What needs to be done ▸ Repeat the listing in full, preserving every character.

Supplied records ▸
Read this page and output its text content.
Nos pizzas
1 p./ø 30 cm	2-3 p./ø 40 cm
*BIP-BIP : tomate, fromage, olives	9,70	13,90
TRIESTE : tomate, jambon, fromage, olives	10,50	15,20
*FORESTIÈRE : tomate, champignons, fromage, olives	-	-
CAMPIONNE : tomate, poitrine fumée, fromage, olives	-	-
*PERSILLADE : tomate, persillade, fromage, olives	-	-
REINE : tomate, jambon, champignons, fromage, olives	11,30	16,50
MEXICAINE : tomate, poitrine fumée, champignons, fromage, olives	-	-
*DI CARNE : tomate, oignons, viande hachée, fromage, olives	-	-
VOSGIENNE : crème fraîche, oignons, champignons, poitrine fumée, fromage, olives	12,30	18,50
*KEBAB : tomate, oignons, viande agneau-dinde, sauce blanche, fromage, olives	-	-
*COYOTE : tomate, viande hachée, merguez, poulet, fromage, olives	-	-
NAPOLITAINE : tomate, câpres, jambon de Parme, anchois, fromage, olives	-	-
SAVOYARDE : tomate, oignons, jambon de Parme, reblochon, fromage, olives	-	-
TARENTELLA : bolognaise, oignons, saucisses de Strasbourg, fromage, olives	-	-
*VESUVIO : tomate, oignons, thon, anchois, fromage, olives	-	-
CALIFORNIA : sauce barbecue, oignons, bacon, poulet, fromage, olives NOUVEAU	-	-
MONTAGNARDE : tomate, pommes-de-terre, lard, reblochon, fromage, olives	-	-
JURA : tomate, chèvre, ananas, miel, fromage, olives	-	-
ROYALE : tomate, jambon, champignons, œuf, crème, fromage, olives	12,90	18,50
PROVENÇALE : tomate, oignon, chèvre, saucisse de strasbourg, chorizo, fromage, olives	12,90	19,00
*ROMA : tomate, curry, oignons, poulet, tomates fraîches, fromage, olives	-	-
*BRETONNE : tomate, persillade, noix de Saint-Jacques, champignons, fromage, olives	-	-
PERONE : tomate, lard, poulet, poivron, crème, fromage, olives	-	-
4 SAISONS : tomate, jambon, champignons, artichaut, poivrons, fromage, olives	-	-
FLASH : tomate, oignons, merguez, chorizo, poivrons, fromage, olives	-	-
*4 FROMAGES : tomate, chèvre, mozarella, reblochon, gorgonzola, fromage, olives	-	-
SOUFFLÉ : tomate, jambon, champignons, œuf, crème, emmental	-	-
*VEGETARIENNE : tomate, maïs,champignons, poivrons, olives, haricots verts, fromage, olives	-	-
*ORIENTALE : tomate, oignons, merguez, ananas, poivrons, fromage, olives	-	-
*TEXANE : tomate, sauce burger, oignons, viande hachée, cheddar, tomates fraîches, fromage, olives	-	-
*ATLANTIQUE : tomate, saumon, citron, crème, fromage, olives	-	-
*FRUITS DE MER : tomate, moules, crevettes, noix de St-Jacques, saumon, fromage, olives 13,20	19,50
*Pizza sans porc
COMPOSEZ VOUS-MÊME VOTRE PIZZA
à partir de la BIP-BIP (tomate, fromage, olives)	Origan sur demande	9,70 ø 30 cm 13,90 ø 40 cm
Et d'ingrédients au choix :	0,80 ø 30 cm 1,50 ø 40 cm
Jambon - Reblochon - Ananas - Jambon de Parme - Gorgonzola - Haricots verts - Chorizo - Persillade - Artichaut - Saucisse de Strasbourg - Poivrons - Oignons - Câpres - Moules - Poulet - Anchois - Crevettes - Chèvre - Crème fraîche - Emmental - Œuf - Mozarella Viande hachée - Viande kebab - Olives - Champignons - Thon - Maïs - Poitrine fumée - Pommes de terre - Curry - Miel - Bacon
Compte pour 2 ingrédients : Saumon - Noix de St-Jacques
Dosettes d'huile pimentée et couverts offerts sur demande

Correct result ▸
Read this page and output its text content.
Nos pizzas
1 p./ø 30 cm	2-3 p./ø 40 cm
*BIP-BIP : tomate, fromage, olives	9,70	13,90
TRIESTE : tomate, jambon, fromage, olives	10,50	15,20
*FORESTIÈRE : tomate, champignons, fromage, olives	-	-
CAMPIONNE : tomate, poitrine fumée, fromage, olives	-	-
*PERSILLADE : tomate, persillade, fromage, olives	-	-
REINE : tomate, jambon, champignons, fromage, olives	11,30	16,50
MEXICAINE : tomate, poitrine fumée, champignons, fromage, olives	-	-
*DI CARNE : tomate, oignons, viande hachée, fromage, olives	-	-
VOSGIENNE : crème fraîche, oignons, champignons, poitrine fumée, fromage, olives	12,30	18,50
*KEBAB : tomate, oignons, viande agneau-dinde, sauce blanche, fromage, olives	-	-
*COYOTE : tomate, viande hachée, merguez, poulet, fromage, olives	-	-
NAPOLITAINE : tomate, câpres, jambon de Parme, anchois, fromage, olives	-	-
SAVOYARDE : tomate, oignons, jambon de Parme, reblochon, fromage, olives	-	-
TARENTELLA : bolognaise, oignons, saucisses de Strasbourg, fromage, olives	-	-
*VESUVIO : tomate, oignons, thon, anchois, fromage, olives	-	-
CALIFORNIA : sauce barbecue, oignons, bacon, poulet, fromage, olives NOUVEAU	-	-
MONTAGNARDE : tomate, pommes-de-terre, lard, reblochon, fromage, olives	-	-
JURA : tomate, chèvre, ananas, miel, fromage, olives	-	-
ROYALE : tomate, jambon, champignons, œuf, crème, fromage, olives	12,90	18,50
PROVENÇALE : tomate, oignon, chèvre, saucisse de strasbourg, chorizo, fromage, olives	12,90	19,00
*ROMA : tomate, curry, oignons, poulet, tomates fraîches, fromage, olives	-	-
*BRETONNE : tomate, persillade, noix de Saint-Jacques, champignons, fromage, olives	-	-
PERONE : tomate, lard, poulet, poivron, crème, fromage, olives	-	-
4 SAISONS : tomate, jambon, champignons, artichaut, poivrons, fromage, olives	-	-
FLASH : tomate, oignons, merguez, chorizo, poivrons, fromage, olives	-	-
*4 FROMAGES : tomate, chèvre, mozarella, reblochon, gorgonzola, fromage, olives	-	-
SOUFFLÉ : tomate, jambon, champignons, œuf, crème, emmental	-	-
*VEGETARIENNE : tomate, maïs,champignons, poivrons, olives, haricots verts, fromage, olives	-	-
*ORIENTALE : tomate, oignons, merguez, ananas, poivrons, fromage, olives	-	-
*TEXANE : tomate, sauce burger, oignons, viande hachée, cheddar, tomates fraîches, fromage, olives	-	-
*ATLANTIQUE : tomate, saumon, citron, crème, fromage, olives	-	-
*FRUITS DE MER : tomate, moules, crevettes, noix de St-Jacques, saumon, fromage, olives 13,20	19,50
*Pizza sans porc
COMPOSEZ VOUS-MÊME VOTRE PIZZA
à partir de la BIP-BIP (tomate, fromage, olives)	Origan sur demande	9,70 ø 30 cm 13,90 ø 40 cm
Et d'ingrédients au choix :	0,80 ø 30 cm 1,50 ø 40 cm
Jambon - Reblochon - Ananas - Jambon de Parme - Gorgonzola - Haricots verts - Chorizo - Persillade - Artichaut - Saucisse de Strasbourg - Poivrons - Oignons - Câpres - Moules - Poulet - Anchois - Crevettes - Chèvre - Crème fraîche - Emmental - Œuf - Mozarella Viande hachée - Viande kebab - Olives - Champignons - Thon - Maïs - Poitrine fumée - Pommes de terre - Curry - Miel - Bacon
Compte pour 2 ingrédients : Saumon - Noix de St-Jacques
Dosettes d'huile pimentée et couverts offerts sur demande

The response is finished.